> _Directions for this task_
Records follow. Copy every line with "JSON".
========================
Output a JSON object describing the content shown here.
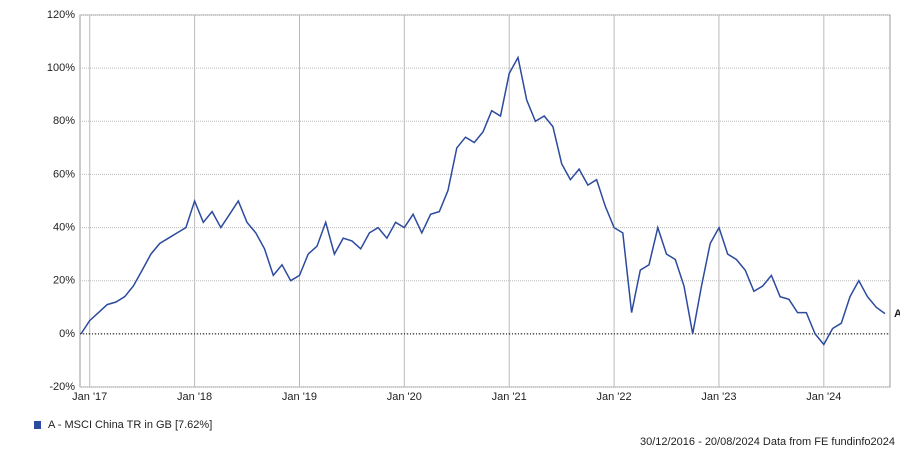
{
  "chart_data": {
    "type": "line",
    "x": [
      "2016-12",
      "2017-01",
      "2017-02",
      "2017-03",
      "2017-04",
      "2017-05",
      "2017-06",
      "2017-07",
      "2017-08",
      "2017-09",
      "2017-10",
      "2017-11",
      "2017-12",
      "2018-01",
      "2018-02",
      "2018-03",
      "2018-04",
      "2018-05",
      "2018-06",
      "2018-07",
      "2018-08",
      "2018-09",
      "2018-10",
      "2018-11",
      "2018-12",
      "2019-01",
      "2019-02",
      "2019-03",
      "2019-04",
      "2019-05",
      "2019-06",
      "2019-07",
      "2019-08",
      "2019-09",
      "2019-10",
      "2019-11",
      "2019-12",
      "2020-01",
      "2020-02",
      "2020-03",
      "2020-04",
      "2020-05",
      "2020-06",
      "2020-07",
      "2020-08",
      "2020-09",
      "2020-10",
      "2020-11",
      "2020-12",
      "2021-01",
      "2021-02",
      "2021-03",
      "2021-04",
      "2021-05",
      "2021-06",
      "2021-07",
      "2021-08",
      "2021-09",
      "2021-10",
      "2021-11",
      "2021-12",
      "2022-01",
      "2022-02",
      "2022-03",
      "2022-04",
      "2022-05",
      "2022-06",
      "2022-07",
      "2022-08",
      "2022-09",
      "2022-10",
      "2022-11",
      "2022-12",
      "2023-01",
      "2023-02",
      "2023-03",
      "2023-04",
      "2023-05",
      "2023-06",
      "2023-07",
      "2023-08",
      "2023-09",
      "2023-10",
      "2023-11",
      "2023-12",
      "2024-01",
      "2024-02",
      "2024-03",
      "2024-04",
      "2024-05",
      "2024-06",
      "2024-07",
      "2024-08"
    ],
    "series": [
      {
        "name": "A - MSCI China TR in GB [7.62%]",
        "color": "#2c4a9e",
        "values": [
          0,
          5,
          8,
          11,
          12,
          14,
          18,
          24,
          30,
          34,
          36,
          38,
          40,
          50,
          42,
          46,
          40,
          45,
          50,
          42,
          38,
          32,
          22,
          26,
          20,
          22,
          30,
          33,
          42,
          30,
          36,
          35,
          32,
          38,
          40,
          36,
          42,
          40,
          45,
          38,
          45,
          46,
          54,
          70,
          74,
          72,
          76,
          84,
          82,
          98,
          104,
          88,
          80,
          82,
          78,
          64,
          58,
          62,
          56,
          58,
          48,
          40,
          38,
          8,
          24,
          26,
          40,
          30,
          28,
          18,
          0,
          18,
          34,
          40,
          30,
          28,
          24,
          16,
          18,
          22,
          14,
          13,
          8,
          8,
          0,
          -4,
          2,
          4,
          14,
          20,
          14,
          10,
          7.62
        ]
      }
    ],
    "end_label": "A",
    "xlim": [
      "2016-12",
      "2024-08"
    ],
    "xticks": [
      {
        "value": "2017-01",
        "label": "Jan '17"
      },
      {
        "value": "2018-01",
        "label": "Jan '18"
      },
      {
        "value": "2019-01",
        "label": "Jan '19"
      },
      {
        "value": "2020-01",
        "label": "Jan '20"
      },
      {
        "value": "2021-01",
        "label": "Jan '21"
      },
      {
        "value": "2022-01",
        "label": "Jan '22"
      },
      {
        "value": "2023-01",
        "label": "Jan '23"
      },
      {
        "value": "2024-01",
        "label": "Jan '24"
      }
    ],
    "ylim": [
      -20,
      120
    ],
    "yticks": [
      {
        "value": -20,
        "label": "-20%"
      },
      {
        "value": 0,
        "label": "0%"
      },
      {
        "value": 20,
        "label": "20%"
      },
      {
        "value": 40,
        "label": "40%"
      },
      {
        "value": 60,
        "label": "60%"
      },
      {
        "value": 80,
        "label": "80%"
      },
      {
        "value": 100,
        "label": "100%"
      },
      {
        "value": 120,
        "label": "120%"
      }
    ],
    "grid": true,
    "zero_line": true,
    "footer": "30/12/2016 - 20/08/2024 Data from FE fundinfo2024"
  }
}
========================
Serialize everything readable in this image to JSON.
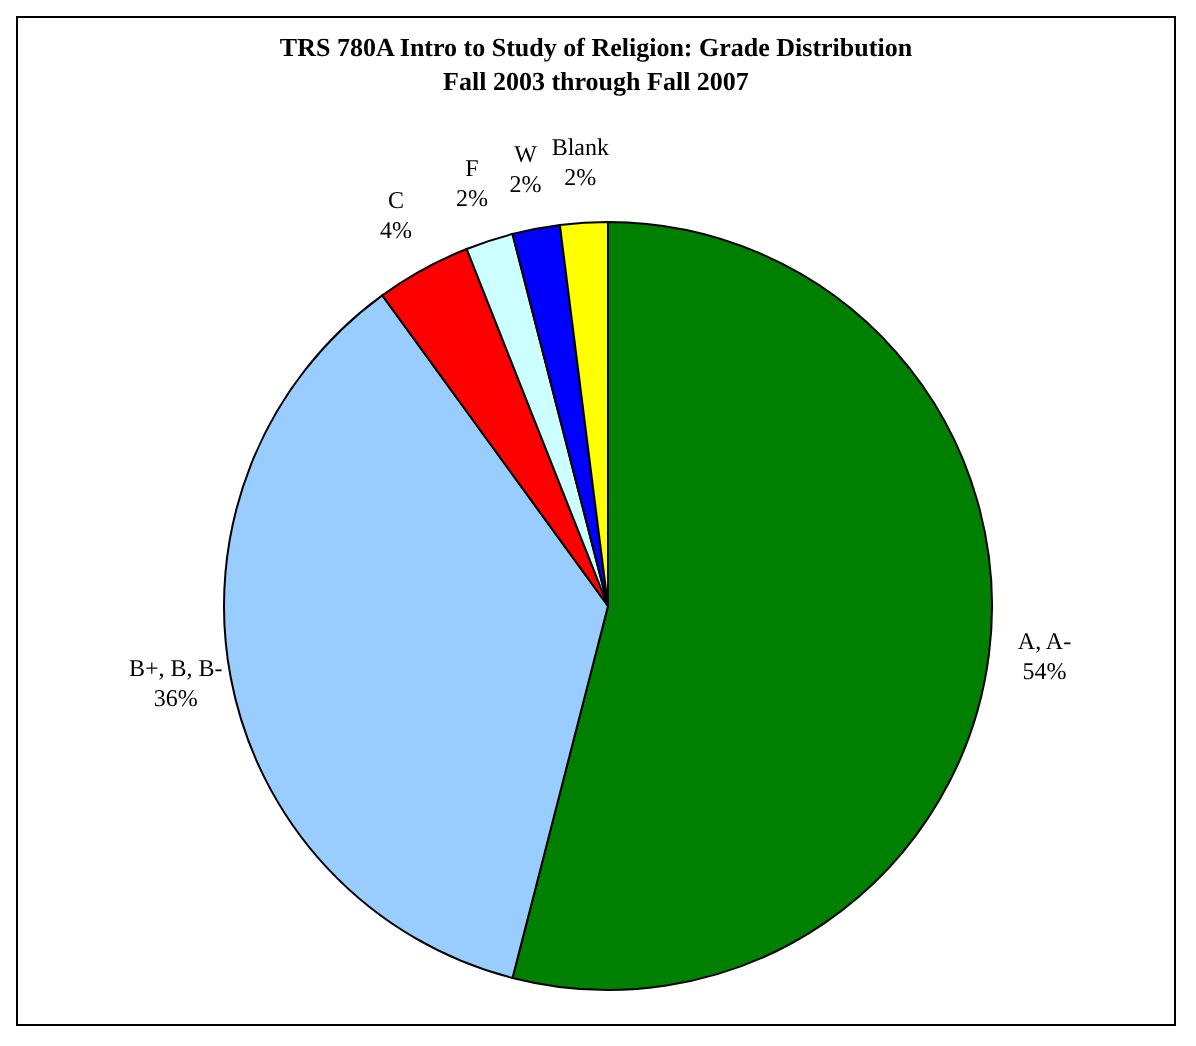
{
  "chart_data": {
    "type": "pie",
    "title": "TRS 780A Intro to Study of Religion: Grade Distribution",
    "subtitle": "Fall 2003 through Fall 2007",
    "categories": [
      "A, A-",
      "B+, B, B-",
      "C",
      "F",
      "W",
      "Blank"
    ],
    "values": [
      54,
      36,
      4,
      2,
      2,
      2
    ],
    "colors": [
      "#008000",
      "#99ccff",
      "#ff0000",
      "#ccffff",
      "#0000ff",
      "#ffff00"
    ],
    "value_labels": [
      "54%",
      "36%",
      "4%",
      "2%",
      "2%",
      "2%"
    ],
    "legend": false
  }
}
========================
> _Exercise output_
Output a JSON object describing the content shown here.
Serialize everything readable in this image to JSON.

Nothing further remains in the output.